Objective:
Please gather and copy every line of the material below that contains the string "chester". Case counts, so match uppercase and lowercase letters exactly.

Dataset:
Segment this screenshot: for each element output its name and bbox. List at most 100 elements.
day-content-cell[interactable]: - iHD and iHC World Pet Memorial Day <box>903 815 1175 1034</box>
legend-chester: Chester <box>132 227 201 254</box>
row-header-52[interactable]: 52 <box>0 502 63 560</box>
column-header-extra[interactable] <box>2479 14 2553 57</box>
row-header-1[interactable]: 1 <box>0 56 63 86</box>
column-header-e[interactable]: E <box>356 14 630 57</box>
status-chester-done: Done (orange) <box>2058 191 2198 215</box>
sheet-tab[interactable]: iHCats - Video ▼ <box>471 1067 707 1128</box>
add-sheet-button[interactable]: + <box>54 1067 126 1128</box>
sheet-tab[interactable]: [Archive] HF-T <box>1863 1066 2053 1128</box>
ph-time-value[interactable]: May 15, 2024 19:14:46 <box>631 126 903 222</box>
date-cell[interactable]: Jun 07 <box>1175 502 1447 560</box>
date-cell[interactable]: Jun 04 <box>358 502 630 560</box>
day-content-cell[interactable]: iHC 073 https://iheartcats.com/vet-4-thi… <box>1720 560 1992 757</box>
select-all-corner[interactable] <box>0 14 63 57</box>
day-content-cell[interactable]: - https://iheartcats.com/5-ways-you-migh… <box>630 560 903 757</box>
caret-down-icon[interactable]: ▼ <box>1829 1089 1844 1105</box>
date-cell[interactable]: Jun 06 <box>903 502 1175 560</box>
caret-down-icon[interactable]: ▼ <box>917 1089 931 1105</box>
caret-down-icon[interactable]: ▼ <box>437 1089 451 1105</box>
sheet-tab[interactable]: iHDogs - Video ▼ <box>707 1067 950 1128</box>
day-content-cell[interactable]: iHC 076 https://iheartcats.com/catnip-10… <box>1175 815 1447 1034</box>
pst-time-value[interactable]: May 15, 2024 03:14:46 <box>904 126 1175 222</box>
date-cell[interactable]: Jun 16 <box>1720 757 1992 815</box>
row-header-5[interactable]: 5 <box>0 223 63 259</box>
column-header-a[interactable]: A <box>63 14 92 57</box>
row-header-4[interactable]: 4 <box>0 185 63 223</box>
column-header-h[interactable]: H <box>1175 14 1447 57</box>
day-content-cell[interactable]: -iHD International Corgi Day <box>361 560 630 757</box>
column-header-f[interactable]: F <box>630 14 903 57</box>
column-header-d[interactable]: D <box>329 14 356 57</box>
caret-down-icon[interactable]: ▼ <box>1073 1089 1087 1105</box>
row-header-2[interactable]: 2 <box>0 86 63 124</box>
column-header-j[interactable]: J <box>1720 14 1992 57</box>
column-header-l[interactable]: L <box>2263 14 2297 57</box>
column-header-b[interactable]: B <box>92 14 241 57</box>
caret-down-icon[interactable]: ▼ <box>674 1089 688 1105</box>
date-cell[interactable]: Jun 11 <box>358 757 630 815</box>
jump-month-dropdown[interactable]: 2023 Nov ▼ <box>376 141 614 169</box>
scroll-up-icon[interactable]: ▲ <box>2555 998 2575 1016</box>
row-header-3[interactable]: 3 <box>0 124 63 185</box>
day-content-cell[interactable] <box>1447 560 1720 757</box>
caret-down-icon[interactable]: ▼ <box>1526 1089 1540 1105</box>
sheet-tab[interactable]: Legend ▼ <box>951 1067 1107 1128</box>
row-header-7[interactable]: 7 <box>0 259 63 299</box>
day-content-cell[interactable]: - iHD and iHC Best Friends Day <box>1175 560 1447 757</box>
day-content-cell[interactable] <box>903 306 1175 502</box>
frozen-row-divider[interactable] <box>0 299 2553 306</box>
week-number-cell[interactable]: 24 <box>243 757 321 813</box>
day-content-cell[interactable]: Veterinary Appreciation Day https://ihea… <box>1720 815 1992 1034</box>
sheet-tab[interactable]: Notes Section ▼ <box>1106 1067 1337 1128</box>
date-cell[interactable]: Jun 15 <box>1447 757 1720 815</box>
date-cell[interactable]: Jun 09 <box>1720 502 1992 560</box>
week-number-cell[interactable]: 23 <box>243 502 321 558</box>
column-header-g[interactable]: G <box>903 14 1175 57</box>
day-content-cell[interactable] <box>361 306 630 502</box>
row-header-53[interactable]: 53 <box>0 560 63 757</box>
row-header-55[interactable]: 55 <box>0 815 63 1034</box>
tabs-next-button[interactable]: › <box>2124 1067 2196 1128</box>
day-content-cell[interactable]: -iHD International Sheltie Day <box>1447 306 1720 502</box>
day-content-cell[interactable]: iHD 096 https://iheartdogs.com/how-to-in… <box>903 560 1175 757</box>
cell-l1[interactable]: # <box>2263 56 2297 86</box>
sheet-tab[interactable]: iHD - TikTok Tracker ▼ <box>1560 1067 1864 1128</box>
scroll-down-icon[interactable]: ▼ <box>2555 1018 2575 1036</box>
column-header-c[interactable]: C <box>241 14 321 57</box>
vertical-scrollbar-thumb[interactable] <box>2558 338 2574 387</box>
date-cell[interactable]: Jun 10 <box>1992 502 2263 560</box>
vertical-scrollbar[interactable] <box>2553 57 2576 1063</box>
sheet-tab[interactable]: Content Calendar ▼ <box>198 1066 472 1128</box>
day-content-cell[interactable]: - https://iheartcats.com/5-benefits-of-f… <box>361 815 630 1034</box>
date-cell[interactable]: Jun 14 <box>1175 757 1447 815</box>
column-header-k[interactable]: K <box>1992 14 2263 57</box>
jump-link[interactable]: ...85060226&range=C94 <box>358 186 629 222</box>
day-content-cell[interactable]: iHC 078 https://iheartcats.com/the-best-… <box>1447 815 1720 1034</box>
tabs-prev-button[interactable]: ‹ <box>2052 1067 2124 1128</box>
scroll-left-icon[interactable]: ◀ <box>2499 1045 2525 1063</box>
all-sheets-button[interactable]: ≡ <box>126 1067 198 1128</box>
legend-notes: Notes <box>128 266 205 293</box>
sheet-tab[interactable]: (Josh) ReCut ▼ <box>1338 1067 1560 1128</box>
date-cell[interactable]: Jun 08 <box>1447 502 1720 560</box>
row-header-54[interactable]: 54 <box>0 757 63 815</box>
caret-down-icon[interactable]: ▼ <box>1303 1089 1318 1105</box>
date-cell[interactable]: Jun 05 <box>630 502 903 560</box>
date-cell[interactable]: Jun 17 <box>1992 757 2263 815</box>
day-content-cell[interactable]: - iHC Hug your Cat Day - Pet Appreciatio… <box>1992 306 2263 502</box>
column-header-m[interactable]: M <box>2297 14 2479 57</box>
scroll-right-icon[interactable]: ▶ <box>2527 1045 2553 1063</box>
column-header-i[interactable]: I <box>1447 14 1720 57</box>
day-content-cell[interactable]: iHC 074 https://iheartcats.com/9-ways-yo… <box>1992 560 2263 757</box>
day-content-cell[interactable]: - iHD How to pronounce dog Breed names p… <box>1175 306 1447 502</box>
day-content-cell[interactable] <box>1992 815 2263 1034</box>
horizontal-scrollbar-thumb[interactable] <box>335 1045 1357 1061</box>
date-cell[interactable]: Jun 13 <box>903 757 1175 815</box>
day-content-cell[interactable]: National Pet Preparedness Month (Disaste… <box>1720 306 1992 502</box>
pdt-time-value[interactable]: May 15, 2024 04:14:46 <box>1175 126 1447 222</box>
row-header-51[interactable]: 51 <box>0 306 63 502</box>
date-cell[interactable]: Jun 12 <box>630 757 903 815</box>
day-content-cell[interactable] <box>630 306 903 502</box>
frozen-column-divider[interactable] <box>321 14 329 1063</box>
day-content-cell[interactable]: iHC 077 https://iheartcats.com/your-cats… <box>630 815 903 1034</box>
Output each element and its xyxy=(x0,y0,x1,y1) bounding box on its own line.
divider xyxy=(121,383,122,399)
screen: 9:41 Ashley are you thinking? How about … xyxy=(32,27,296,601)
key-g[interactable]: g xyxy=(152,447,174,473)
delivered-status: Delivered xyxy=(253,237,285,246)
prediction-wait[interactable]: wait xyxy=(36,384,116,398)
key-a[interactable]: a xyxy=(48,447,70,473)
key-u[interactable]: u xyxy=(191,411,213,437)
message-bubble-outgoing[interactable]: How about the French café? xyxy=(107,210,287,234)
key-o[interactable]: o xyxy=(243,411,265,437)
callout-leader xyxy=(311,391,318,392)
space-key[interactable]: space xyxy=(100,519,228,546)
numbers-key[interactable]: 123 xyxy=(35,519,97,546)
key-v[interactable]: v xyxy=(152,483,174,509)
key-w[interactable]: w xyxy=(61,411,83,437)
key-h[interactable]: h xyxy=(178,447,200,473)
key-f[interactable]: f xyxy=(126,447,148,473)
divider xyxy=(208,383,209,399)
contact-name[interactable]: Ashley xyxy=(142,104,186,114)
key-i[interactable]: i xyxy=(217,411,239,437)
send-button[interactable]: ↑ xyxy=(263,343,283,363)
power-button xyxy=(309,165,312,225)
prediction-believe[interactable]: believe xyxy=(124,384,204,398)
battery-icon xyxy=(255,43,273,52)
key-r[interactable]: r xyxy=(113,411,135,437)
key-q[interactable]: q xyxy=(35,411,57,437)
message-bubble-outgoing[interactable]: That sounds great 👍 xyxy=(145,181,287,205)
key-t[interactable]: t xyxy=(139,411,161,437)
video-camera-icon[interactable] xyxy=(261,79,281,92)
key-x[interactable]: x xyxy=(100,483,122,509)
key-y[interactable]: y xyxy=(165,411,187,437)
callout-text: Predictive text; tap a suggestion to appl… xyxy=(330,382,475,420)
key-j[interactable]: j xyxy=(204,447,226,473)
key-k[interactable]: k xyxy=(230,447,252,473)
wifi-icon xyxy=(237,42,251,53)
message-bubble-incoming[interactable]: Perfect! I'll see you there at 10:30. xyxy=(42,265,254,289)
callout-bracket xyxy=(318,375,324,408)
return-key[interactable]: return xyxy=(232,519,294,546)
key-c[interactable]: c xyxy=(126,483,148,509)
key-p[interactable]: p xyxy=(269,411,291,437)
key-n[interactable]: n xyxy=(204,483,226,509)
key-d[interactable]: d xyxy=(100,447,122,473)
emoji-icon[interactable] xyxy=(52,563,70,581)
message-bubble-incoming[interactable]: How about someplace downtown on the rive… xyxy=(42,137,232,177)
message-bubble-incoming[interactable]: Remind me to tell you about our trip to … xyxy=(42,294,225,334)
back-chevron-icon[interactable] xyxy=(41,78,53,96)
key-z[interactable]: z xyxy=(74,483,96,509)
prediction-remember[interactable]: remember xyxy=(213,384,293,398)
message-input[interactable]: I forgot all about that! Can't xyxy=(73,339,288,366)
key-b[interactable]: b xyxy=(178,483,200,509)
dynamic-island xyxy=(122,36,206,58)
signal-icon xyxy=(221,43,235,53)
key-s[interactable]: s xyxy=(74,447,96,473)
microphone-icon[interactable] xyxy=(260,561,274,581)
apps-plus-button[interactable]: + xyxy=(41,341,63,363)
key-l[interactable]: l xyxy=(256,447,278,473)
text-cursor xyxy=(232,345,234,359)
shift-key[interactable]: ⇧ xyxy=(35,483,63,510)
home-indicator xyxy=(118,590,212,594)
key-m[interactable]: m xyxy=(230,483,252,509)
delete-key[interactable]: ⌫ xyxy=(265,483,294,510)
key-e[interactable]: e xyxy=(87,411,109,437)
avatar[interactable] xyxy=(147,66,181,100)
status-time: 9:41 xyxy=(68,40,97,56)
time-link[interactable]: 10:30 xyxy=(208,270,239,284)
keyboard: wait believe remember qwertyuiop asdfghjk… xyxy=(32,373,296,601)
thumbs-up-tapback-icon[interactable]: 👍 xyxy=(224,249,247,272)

Answer for the task:
legend-chester: Chester <box>132 227 201 254</box>
status-chester-done: Done (orange) <box>2058 191 2198 215</box>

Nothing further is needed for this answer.